━━━ SUPPLIED MATERIAL ━━━

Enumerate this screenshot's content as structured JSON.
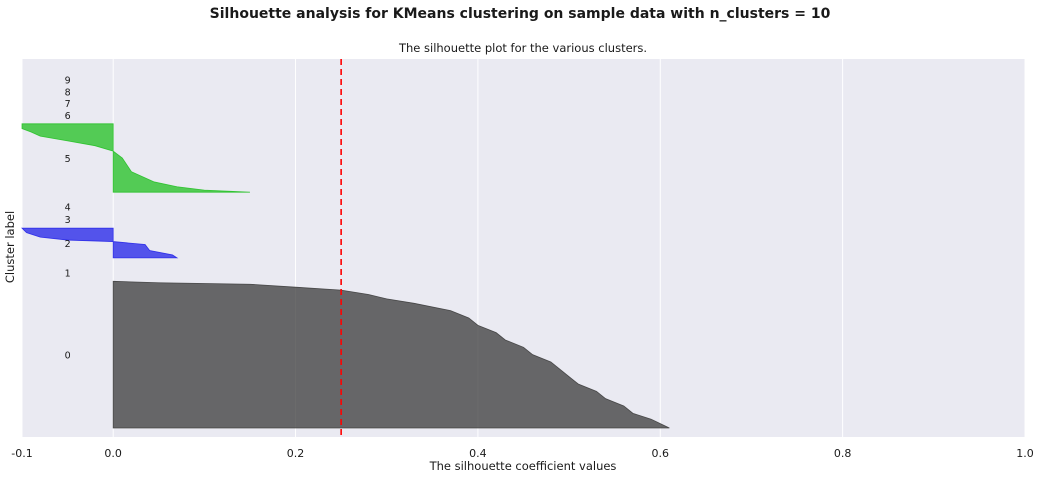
{
  "figure": {
    "suptitle": "Silhouette analysis for KMeans clustering on sample data with n_clusters = 10"
  },
  "chart_data": {
    "type": "area",
    "title": "The silhouette plot for the various clusters.",
    "xlabel": "The silhouette coefficient values",
    "ylabel": "Cluster label",
    "xlim": [
      -0.1,
      1.0
    ],
    "ylim": [
      0,
      420
    ],
    "xticks": [
      -0.1,
      0.0,
      0.2,
      0.4,
      0.6,
      0.8,
      1.0
    ],
    "xtick_labels": [
      "-0.1",
      "0.0",
      "0.2",
      "0.4",
      "0.6",
      "0.8",
      "1.0"
    ],
    "grid": true,
    "average_silhouette_score": 0.25,
    "average_line_color": "#ff0000",
    "colors": {
      "background": "#eaeaf2",
      "grid": "#ffffff"
    },
    "clusters": [
      {
        "label": "0",
        "color": "#3a3a3a",
        "y_lower": 10,
        "y_upper": 173,
        "profile": [
          [
            0,
            0.61
          ],
          [
            0.03,
            0.6
          ],
          [
            0.06,
            0.59
          ],
          [
            0.1,
            0.57
          ],
          [
            0.15,
            0.56
          ],
          [
            0.2,
            0.54
          ],
          [
            0.25,
            0.53
          ],
          [
            0.3,
            0.51
          ],
          [
            0.35,
            0.5
          ],
          [
            0.4,
            0.49
          ],
          [
            0.45,
            0.48
          ],
          [
            0.5,
            0.46
          ],
          [
            0.55,
            0.45
          ],
          [
            0.6,
            0.43
          ],
          [
            0.65,
            0.42
          ],
          [
            0.7,
            0.4
          ],
          [
            0.75,
            0.39
          ],
          [
            0.8,
            0.37
          ],
          [
            0.85,
            0.33
          ],
          [
            0.88,
            0.3
          ],
          [
            0.91,
            0.28
          ],
          [
            0.94,
            0.25
          ],
          [
            0.96,
            0.2
          ],
          [
            0.98,
            0.15
          ],
          [
            0.99,
            0.05
          ],
          [
            1,
            0.0
          ]
        ]
      },
      {
        "label": "1",
        "color": "#0000e0",
        "y_lower": 183,
        "y_upper": 183,
        "profile": []
      },
      {
        "label": "2",
        "color": "#2020e8",
        "y_lower": 199,
        "y_upper": 232,
        "profile": [
          [
            0,
            0.07
          ],
          [
            0.1,
            0.065
          ],
          [
            0.25,
            0.04
          ],
          [
            0.45,
            0.035
          ],
          [
            0.55,
            0.0
          ],
          [
            0.6,
            -0.05
          ],
          [
            0.7,
            -0.08
          ],
          [
            0.85,
            -0.095
          ],
          [
            1,
            -0.1
          ]
        ]
      },
      {
        "label": "3",
        "color": "#2020e8",
        "y_lower": 242,
        "y_upper": 242,
        "profile": []
      },
      {
        "label": "4",
        "color": "#30c030",
        "y_lower": 256,
        "y_upper": 256,
        "profile": []
      },
      {
        "label": "5",
        "color": "#20c020",
        "y_lower": 272,
        "y_upper": 348,
        "profile": [
          [
            0,
            0.15
          ],
          [
            0.03,
            0.1
          ],
          [
            0.08,
            0.07
          ],
          [
            0.15,
            0.045
          ],
          [
            0.3,
            0.02
          ],
          [
            0.5,
            0.01
          ],
          [
            0.6,
            0.0
          ],
          [
            0.68,
            -0.02
          ],
          [
            0.75,
            -0.05
          ],
          [
            0.82,
            -0.08
          ],
          [
            0.88,
            -0.09
          ],
          [
            0.93,
            -0.1
          ],
          [
            1,
            -0.1
          ]
        ]
      },
      {
        "label": "6",
        "color": "#20c020",
        "y_lower": 358,
        "y_upper": 358,
        "profile": []
      },
      {
        "label": "7",
        "color": "#20c020",
        "y_lower": 371,
        "y_upper": 371,
        "profile": []
      },
      {
        "label": "8",
        "color": "#20c020",
        "y_lower": 384,
        "y_upper": 384,
        "profile": []
      },
      {
        "label": "9",
        "color": "#20c020",
        "y_lower": 397,
        "y_upper": 397,
        "profile": []
      }
    ]
  }
}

━━━

PROBLEM TO SOLVE:
The records above must be printed exactly; the pictures stay out.

RIGHT ANSWER:
Enumerate this screenshot's content as structured JSON.
{
  "figure": {
    "suptitle": "Silhouette analysis for KMeans clustering on sample data with n_clusters = 10"
  },
  "chart_data": {
    "type": "area",
    "title": "The silhouette plot for the various clusters.",
    "xlabel": "The silhouette coefficient values",
    "ylabel": "Cluster label",
    "xlim": [
      -0.1,
      1.0
    ],
    "ylim": [
      0,
      420
    ],
    "xticks": [
      -0.1,
      0.0,
      0.2,
      0.4,
      0.6,
      0.8,
      1.0
    ],
    "xtick_labels": [
      "-0.1",
      "0.0",
      "0.2",
      "0.4",
      "0.6",
      "0.8",
      "1.0"
    ],
    "grid": true,
    "average_silhouette_score": 0.25,
    "average_line_color": "#ff0000",
    "colors": {
      "background": "#eaeaf2",
      "grid": "#ffffff"
    },
    "clusters": [
      {
        "label": "0",
        "color": "#3a3a3a",
        "y_lower": 10,
        "y_upper": 173,
        "profile": [
          [
            0,
            0.61
          ],
          [
            0.03,
            0.6
          ],
          [
            0.06,
            0.59
          ],
          [
            0.1,
            0.57
          ],
          [
            0.15,
            0.56
          ],
          [
            0.2,
            0.54
          ],
          [
            0.25,
            0.53
          ],
          [
            0.3,
            0.51
          ],
          [
            0.35,
            0.5
          ],
          [
            0.4,
            0.49
          ],
          [
            0.45,
            0.48
          ],
          [
            0.5,
            0.46
          ],
          [
            0.55,
            0.45
          ],
          [
            0.6,
            0.43
          ],
          [
            0.65,
            0.42
          ],
          [
            0.7,
            0.4
          ],
          [
            0.75,
            0.39
          ],
          [
            0.8,
            0.37
          ],
          [
            0.85,
            0.33
          ],
          [
            0.88,
            0.3
          ],
          [
            0.91,
            0.28
          ],
          [
            0.94,
            0.25
          ],
          [
            0.96,
            0.2
          ],
          [
            0.98,
            0.15
          ],
          [
            0.99,
            0.05
          ],
          [
            1,
            0.0
          ]
        ]
      },
      {
        "label": "1",
        "color": "#0000e0",
        "y_lower": 183,
        "y_upper": 183,
        "profile": []
      },
      {
        "label": "2",
        "color": "#2020e8",
        "y_lower": 199,
        "y_upper": 232,
        "profile": [
          [
            0,
            0.07
          ],
          [
            0.1,
            0.065
          ],
          [
            0.25,
            0.04
          ],
          [
            0.45,
            0.035
          ],
          [
            0.55,
            0.0
          ],
          [
            0.6,
            -0.05
          ],
          [
            0.7,
            -0.08
          ],
          [
            0.85,
            -0.095
          ],
          [
            1,
            -0.1
          ]
        ]
      },
      {
        "label": "3",
        "color": "#2020e8",
        "y_lower": 242,
        "y_upper": 242,
        "profile": []
      },
      {
        "label": "4",
        "color": "#30c030",
        "y_lower": 256,
        "y_upper": 256,
        "profile": []
      },
      {
        "label": "5",
        "color": "#20c020",
        "y_lower": 272,
        "y_upper": 348,
        "profile": [
          [
            0,
            0.15
          ],
          [
            0.03,
            0.1
          ],
          [
            0.08,
            0.07
          ],
          [
            0.15,
            0.045
          ],
          [
            0.3,
            0.02
          ],
          [
            0.5,
            0.01
          ],
          [
            0.6,
            0.0
          ],
          [
            0.68,
            -0.02
          ],
          [
            0.75,
            -0.05
          ],
          [
            0.82,
            -0.08
          ],
          [
            0.88,
            -0.09
          ],
          [
            0.93,
            -0.1
          ],
          [
            1,
            -0.1
          ]
        ]
      },
      {
        "label": "6",
        "color": "#20c020",
        "y_lower": 358,
        "y_upper": 358,
        "profile": []
      },
      {
        "label": "7",
        "color": "#20c020",
        "y_lower": 371,
        "y_upper": 371,
        "profile": []
      },
      {
        "label": "8",
        "color": "#20c020",
        "y_lower": 384,
        "y_upper": 384,
        "profile": []
      },
      {
        "label": "9",
        "color": "#20c020",
        "y_lower": 397,
        "y_upper": 397,
        "profile": []
      }
    ]
  }
}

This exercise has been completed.